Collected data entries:
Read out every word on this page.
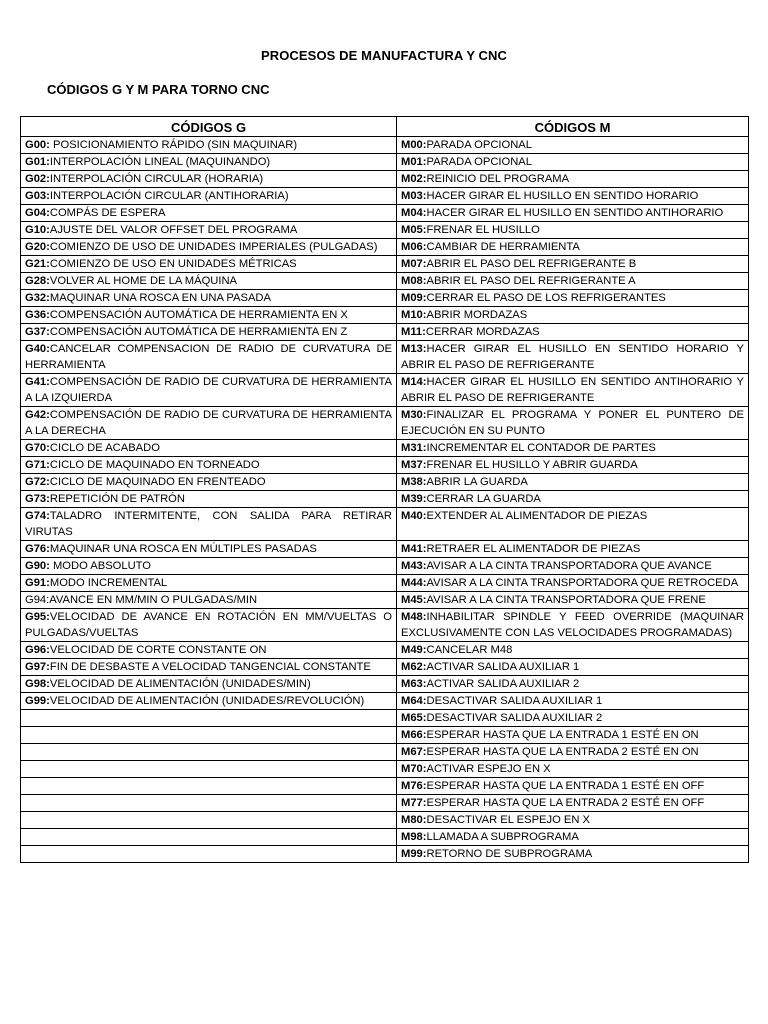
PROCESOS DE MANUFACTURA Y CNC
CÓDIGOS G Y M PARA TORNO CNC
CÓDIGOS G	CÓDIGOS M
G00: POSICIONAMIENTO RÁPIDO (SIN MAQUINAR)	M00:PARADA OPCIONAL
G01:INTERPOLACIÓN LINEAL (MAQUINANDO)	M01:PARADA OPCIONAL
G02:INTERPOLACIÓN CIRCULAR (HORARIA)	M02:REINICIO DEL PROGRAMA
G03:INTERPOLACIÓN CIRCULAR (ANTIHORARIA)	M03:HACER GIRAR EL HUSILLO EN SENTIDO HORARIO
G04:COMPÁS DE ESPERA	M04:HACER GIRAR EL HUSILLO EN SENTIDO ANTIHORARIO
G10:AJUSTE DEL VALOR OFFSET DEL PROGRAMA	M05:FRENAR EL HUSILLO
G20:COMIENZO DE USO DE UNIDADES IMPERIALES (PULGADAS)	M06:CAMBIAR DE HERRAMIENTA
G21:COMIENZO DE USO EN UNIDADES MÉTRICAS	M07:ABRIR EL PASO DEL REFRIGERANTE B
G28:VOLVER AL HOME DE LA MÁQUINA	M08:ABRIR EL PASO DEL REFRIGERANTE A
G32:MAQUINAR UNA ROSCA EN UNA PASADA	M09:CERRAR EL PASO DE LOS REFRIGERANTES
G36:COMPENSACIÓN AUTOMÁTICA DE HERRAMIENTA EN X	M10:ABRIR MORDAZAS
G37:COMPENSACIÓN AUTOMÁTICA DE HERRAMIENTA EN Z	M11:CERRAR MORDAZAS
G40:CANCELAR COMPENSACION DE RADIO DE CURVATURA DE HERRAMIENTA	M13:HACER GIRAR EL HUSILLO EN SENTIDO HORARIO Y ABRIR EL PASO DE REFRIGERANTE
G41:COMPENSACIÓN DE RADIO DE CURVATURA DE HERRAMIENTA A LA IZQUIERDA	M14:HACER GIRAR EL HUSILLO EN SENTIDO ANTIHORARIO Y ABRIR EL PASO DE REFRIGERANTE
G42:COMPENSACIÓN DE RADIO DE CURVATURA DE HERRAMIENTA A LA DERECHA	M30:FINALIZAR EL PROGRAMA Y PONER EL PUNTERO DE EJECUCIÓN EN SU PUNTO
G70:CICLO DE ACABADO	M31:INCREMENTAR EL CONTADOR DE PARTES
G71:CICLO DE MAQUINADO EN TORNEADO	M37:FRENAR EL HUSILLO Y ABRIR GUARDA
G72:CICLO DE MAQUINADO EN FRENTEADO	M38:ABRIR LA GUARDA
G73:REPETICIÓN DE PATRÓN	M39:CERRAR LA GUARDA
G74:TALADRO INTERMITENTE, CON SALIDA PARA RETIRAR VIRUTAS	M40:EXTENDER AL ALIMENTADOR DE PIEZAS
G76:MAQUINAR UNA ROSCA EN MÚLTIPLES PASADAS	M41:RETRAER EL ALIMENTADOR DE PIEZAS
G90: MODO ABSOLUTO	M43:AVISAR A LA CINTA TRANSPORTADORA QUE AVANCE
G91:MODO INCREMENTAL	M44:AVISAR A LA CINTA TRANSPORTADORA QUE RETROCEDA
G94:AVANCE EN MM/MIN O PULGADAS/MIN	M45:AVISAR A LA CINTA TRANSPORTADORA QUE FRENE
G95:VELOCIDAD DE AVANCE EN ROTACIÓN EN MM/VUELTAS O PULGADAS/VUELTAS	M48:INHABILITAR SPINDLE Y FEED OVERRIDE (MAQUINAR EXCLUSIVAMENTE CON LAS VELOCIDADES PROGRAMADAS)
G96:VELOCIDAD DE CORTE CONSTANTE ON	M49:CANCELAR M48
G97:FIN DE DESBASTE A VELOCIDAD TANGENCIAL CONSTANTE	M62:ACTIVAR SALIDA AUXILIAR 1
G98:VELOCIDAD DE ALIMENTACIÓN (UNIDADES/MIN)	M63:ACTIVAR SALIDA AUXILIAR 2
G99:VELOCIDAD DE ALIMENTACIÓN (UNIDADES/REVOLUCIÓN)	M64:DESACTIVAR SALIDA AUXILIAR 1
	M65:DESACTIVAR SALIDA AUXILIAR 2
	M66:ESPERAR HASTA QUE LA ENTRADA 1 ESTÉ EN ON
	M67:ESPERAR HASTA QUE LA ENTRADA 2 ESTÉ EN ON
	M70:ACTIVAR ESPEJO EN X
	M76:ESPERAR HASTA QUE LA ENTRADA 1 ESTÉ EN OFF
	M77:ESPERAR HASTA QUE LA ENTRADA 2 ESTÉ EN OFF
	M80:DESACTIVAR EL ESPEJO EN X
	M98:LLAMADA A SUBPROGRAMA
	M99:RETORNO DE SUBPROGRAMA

§ SHORT PROBLEM: Repeat the material above in full and exactly, omitting the pictures.

§ SOLUTION FOR THIS PROBLEM:
Read out every word on this page.
PROCESOS DE MANUFACTURA Y CNC
CÓDIGOS G Y M PARA TORNO CNC
CÓDIGOS G	CÓDIGOS M
G00: POSICIONAMIENTO RÁPIDO (SIN MAQUINAR)	M00:PARADA OPCIONAL
G01:INTERPOLACIÓN LINEAL (MAQUINANDO)	M01:PARADA OPCIONAL
G02:INTERPOLACIÓN CIRCULAR (HORARIA)	M02:REINICIO DEL PROGRAMA
G03:INTERPOLACIÓN CIRCULAR (ANTIHORARIA)	M03:HACER GIRAR EL HUSILLO EN SENTIDO HORARIO
G04:COMPÁS DE ESPERA	M04:HACER GIRAR EL HUSILLO EN SENTIDO ANTIHORARIO
G10:AJUSTE DEL VALOR OFFSET DEL PROGRAMA	M05:FRENAR EL HUSILLO
G20:COMIENZO DE USO DE UNIDADES IMPERIALES (PULGADAS)	M06:CAMBIAR DE HERRAMIENTA
G21:COMIENZO DE USO EN UNIDADES MÉTRICAS	M07:ABRIR EL PASO DEL REFRIGERANTE B
G28:VOLVER AL HOME DE LA MÁQUINA	M08:ABRIR EL PASO DEL REFRIGERANTE A
G32:MAQUINAR UNA ROSCA EN UNA PASADA	M09:CERRAR EL PASO DE LOS REFRIGERANTES
G36:COMPENSACIÓN AUTOMÁTICA DE HERRAMIENTA EN X	M10:ABRIR MORDAZAS
G37:COMPENSACIÓN AUTOMÁTICA DE HERRAMIENTA EN Z	M11:CERRAR MORDAZAS
G40:CANCELAR COMPENSACION DE RADIO DE CURVATURA DE HERRAMIENTA	M13:HACER GIRAR EL HUSILLO EN SENTIDO HORARIO Y ABRIR EL PASO DE REFRIGERANTE
G41:COMPENSACIÓN DE RADIO DE CURVATURA DE HERRAMIENTA A LA IZQUIERDA	M14:HACER GIRAR EL HUSILLO EN SENTIDO ANTIHORARIO Y ABRIR EL PASO DE REFRIGERANTE
G42:COMPENSACIÓN DE RADIO DE CURVATURA DE HERRAMIENTA A LA DERECHA	M30:FINALIZAR EL PROGRAMA Y PONER EL PUNTERO DE EJECUCIÓN EN SU PUNTO
G70:CICLO DE ACABADO	M31:INCREMENTAR EL CONTADOR DE PARTES
G71:CICLO DE MAQUINADO EN TORNEADO	M37:FRENAR EL HUSILLO Y ABRIR GUARDA
G72:CICLO DE MAQUINADO EN FRENTEADO	M38:ABRIR LA GUARDA
G73:REPETICIÓN DE PATRÓN	M39:CERRAR LA GUARDA
G74:TALADRO INTERMITENTE, CON SALIDA PARA RETIRAR VIRUTAS	M40:EXTENDER AL ALIMENTADOR DE PIEZAS
G76:MAQUINAR UNA ROSCA EN MÚLTIPLES PASADAS	M41:RETRAER EL ALIMENTADOR DE PIEZAS
G90: MODO ABSOLUTO	M43:AVISAR A LA CINTA TRANSPORTADORA QUE AVANCE
G91:MODO INCREMENTAL	M44:AVISAR A LA CINTA TRANSPORTADORA QUE RETROCEDA
G94:AVANCE EN MM/MIN O PULGADAS/MIN	M45:AVISAR A LA CINTA TRANSPORTADORA QUE FRENE
G95:VELOCIDAD DE AVANCE EN ROTACIÓN EN MM/VUELTAS O PULGADAS/VUELTAS	M48:INHABILITAR SPINDLE Y FEED OVERRIDE (MAQUINAR EXCLUSIVAMENTE CON LAS VELOCIDADES PROGRAMADAS)
G96:VELOCIDAD DE CORTE CONSTANTE ON	M49:CANCELAR M48
G97:FIN DE DESBASTE A VELOCIDAD TANGENCIAL CONSTANTE	M62:ACTIVAR SALIDA AUXILIAR 1
G98:VELOCIDAD DE ALIMENTACIÓN (UNIDADES/MIN)	M63:ACTIVAR SALIDA AUXILIAR 2
G99:VELOCIDAD DE ALIMENTACIÓN (UNIDADES/REVOLUCIÓN)	M64:DESACTIVAR SALIDA AUXILIAR 1
	M65:DESACTIVAR SALIDA AUXILIAR 2
	M66:ESPERAR HASTA QUE LA ENTRADA 1 ESTÉ EN ON
	M67:ESPERAR HASTA QUE LA ENTRADA 2 ESTÉ EN ON
	M70:ACTIVAR ESPEJO EN X
	M76:ESPERAR HASTA QUE LA ENTRADA 1 ESTÉ EN OFF
	M77:ESPERAR HASTA QUE LA ENTRADA 2 ESTÉ EN OFF
	M80:DESACTIVAR EL ESPEJO EN X
	M98:LLAMADA A SUBPROGRAMA
	M99:RETORNO DE SUBPROGRAMA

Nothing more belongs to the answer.